:: ITEMS ::
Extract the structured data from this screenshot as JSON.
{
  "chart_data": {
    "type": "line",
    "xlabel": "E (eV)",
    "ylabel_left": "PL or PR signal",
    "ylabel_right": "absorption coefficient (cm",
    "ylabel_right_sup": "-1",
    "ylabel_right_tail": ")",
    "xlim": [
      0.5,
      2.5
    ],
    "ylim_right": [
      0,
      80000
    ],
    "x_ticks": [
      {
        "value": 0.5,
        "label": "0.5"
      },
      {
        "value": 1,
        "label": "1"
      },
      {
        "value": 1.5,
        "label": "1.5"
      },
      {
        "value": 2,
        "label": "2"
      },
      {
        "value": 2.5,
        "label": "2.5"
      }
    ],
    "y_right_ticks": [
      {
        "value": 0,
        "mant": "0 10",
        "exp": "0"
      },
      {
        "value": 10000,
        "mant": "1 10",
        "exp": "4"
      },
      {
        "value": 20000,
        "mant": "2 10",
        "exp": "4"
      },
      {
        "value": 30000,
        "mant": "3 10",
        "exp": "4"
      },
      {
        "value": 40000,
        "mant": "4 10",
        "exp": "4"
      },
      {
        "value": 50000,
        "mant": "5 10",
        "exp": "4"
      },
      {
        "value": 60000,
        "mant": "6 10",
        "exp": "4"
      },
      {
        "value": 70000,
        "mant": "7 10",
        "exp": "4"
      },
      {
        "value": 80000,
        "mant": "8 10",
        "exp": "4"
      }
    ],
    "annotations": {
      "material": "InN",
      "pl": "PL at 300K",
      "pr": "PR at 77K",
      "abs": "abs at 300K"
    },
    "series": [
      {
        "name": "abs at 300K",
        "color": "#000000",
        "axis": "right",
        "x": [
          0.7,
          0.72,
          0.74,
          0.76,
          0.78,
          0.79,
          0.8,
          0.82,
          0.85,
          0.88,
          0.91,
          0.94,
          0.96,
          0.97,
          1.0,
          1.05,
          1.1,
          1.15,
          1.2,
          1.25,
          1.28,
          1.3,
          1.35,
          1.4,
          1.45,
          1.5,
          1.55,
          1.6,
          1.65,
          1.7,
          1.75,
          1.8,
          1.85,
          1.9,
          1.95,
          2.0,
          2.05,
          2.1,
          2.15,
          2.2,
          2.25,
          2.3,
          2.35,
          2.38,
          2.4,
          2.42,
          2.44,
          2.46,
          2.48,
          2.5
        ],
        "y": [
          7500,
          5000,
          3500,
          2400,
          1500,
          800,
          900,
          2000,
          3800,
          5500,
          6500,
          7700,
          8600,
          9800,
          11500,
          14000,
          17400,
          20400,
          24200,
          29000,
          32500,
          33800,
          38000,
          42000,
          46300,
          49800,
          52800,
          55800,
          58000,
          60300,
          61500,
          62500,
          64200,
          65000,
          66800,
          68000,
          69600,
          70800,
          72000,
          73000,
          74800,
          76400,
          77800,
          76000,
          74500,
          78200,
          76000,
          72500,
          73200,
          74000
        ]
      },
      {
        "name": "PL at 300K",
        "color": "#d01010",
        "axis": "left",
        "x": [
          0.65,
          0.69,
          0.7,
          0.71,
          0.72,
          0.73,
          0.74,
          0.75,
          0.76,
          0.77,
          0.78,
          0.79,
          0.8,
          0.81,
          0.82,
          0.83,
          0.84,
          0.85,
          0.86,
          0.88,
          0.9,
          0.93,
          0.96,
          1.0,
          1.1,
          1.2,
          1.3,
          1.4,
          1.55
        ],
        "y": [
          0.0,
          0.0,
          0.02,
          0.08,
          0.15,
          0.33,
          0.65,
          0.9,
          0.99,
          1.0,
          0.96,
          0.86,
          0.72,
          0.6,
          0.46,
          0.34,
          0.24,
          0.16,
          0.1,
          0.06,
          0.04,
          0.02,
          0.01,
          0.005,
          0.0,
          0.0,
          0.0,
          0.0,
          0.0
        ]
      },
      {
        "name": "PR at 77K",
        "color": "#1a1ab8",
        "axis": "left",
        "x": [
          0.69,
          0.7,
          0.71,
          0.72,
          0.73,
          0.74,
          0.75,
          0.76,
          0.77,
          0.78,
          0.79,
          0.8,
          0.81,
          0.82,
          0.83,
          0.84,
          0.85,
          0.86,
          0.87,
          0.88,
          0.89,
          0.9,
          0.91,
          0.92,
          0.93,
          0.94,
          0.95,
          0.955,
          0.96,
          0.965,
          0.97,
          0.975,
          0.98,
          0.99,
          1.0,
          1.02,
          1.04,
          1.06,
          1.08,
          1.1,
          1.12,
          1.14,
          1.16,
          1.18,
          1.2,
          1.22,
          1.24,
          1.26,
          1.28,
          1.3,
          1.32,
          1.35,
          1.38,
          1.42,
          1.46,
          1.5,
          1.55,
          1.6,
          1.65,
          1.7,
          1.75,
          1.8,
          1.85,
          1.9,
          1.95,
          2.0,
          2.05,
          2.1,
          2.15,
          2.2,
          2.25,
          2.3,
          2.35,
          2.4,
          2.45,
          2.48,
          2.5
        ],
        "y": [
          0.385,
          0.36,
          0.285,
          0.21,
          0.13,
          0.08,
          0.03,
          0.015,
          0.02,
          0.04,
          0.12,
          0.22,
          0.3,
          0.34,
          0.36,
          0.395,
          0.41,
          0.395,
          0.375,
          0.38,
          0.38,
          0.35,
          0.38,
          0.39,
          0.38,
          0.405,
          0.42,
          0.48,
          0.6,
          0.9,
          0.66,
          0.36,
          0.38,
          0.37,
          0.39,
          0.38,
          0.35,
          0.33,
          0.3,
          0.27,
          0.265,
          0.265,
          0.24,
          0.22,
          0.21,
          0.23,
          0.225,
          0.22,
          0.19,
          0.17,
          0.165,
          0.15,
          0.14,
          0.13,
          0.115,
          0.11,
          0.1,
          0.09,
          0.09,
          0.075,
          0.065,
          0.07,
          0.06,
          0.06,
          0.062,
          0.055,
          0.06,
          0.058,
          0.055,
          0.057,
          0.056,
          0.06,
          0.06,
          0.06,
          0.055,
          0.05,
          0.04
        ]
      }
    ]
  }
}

:: EXERCISE INSTRUCTIONS ::
Print every line of the records exactly. Omit nothing.

:: EXERCISE RESPONSE ::
Extract the structured data from this screenshot as JSON.
{
  "chart_data": {
    "type": "line",
    "xlabel": "E (eV)",
    "ylabel_left": "PL or PR signal",
    "ylabel_right": "absorption coefficient (cm",
    "ylabel_right_sup": "-1",
    "ylabel_right_tail": ")",
    "xlim": [
      0.5,
      2.5
    ],
    "ylim_right": [
      0,
      80000
    ],
    "x_ticks": [
      {
        "value": 0.5,
        "label": "0.5"
      },
      {
        "value": 1,
        "label": "1"
      },
      {
        "value": 1.5,
        "label": "1.5"
      },
      {
        "value": 2,
        "label": "2"
      },
      {
        "value": 2.5,
        "label": "2.5"
      }
    ],
    "y_right_ticks": [
      {
        "value": 0,
        "mant": "0 10",
        "exp": "0"
      },
      {
        "value": 10000,
        "mant": "1 10",
        "exp": "4"
      },
      {
        "value": 20000,
        "mant": "2 10",
        "exp": "4"
      },
      {
        "value": 30000,
        "mant": "3 10",
        "exp": "4"
      },
      {
        "value": 40000,
        "mant": "4 10",
        "exp": "4"
      },
      {
        "value": 50000,
        "mant": "5 10",
        "exp": "4"
      },
      {
        "value": 60000,
        "mant": "6 10",
        "exp": "4"
      },
      {
        "value": 70000,
        "mant": "7 10",
        "exp": "4"
      },
      {
        "value": 80000,
        "mant": "8 10",
        "exp": "4"
      }
    ],
    "annotations": {
      "material": "InN",
      "pl": "PL at 300K",
      "pr": "PR at 77K",
      "abs": "abs at 300K"
    },
    "series": [
      {
        "name": "abs at 300K",
        "color": "#000000",
        "axis": "right",
        "x": [
          0.7,
          0.72,
          0.74,
          0.76,
          0.78,
          0.79,
          0.8,
          0.82,
          0.85,
          0.88,
          0.91,
          0.94,
          0.96,
          0.97,
          1.0,
          1.05,
          1.1,
          1.15,
          1.2,
          1.25,
          1.28,
          1.3,
          1.35,
          1.4,
          1.45,
          1.5,
          1.55,
          1.6,
          1.65,
          1.7,
          1.75,
          1.8,
          1.85,
          1.9,
          1.95,
          2.0,
          2.05,
          2.1,
          2.15,
          2.2,
          2.25,
          2.3,
          2.35,
          2.38,
          2.4,
          2.42,
          2.44,
          2.46,
          2.48,
          2.5
        ],
        "y": [
          7500,
          5000,
          3500,
          2400,
          1500,
          800,
          900,
          2000,
          3800,
          5500,
          6500,
          7700,
          8600,
          9800,
          11500,
          14000,
          17400,
          20400,
          24200,
          29000,
          32500,
          33800,
          38000,
          42000,
          46300,
          49800,
          52800,
          55800,
          58000,
          60300,
          61500,
          62500,
          64200,
          65000,
          66800,
          68000,
          69600,
          70800,
          72000,
          73000,
          74800,
          76400,
          77800,
          76000,
          74500,
          78200,
          76000,
          72500,
          73200,
          74000
        ]
      },
      {
        "name": "PL at 300K",
        "color": "#d01010",
        "axis": "left",
        "x": [
          0.65,
          0.69,
          0.7,
          0.71,
          0.72,
          0.73,
          0.74,
          0.75,
          0.76,
          0.77,
          0.78,
          0.79,
          0.8,
          0.81,
          0.82,
          0.83,
          0.84,
          0.85,
          0.86,
          0.88,
          0.9,
          0.93,
          0.96,
          1.0,
          1.1,
          1.2,
          1.3,
          1.4,
          1.55
        ],
        "y": [
          0.0,
          0.0,
          0.02,
          0.08,
          0.15,
          0.33,
          0.65,
          0.9,
          0.99,
          1.0,
          0.96,
          0.86,
          0.72,
          0.6,
          0.46,
          0.34,
          0.24,
          0.16,
          0.1,
          0.06,
          0.04,
          0.02,
          0.01,
          0.005,
          0.0,
          0.0,
          0.0,
          0.0,
          0.0
        ]
      },
      {
        "name": "PR at 77K",
        "color": "#1a1ab8",
        "axis": "left",
        "x": [
          0.69,
          0.7,
          0.71,
          0.72,
          0.73,
          0.74,
          0.75,
          0.76,
          0.77,
          0.78,
          0.79,
          0.8,
          0.81,
          0.82,
          0.83,
          0.84,
          0.85,
          0.86,
          0.87,
          0.88,
          0.89,
          0.9,
          0.91,
          0.92,
          0.93,
          0.94,
          0.95,
          0.955,
          0.96,
          0.965,
          0.97,
          0.975,
          0.98,
          0.99,
          1.0,
          1.02,
          1.04,
          1.06,
          1.08,
          1.1,
          1.12,
          1.14,
          1.16,
          1.18,
          1.2,
          1.22,
          1.24,
          1.26,
          1.28,
          1.3,
          1.32,
          1.35,
          1.38,
          1.42,
          1.46,
          1.5,
          1.55,
          1.6,
          1.65,
          1.7,
          1.75,
          1.8,
          1.85,
          1.9,
          1.95,
          2.0,
          2.05,
          2.1,
          2.15,
          2.2,
          2.25,
          2.3,
          2.35,
          2.4,
          2.45,
          2.48,
          2.5
        ],
        "y": [
          0.385,
          0.36,
          0.285,
          0.21,
          0.13,
          0.08,
          0.03,
          0.015,
          0.02,
          0.04,
          0.12,
          0.22,
          0.3,
          0.34,
          0.36,
          0.395,
          0.41,
          0.395,
          0.375,
          0.38,
          0.38,
          0.35,
          0.38,
          0.39,
          0.38,
          0.405,
          0.42,
          0.48,
          0.6,
          0.9,
          0.66,
          0.36,
          0.38,
          0.37,
          0.39,
          0.38,
          0.35,
          0.33,
          0.3,
          0.27,
          0.265,
          0.265,
          0.24,
          0.22,
          0.21,
          0.23,
          0.225,
          0.22,
          0.19,
          0.17,
          0.165,
          0.15,
          0.14,
          0.13,
          0.115,
          0.11,
          0.1,
          0.09,
          0.09,
          0.075,
          0.065,
          0.07,
          0.06,
          0.06,
          0.062,
          0.055,
          0.06,
          0.058,
          0.055,
          0.057,
          0.056,
          0.06,
          0.06,
          0.06,
          0.055,
          0.05,
          0.04
        ]
      }
    ]
  }
}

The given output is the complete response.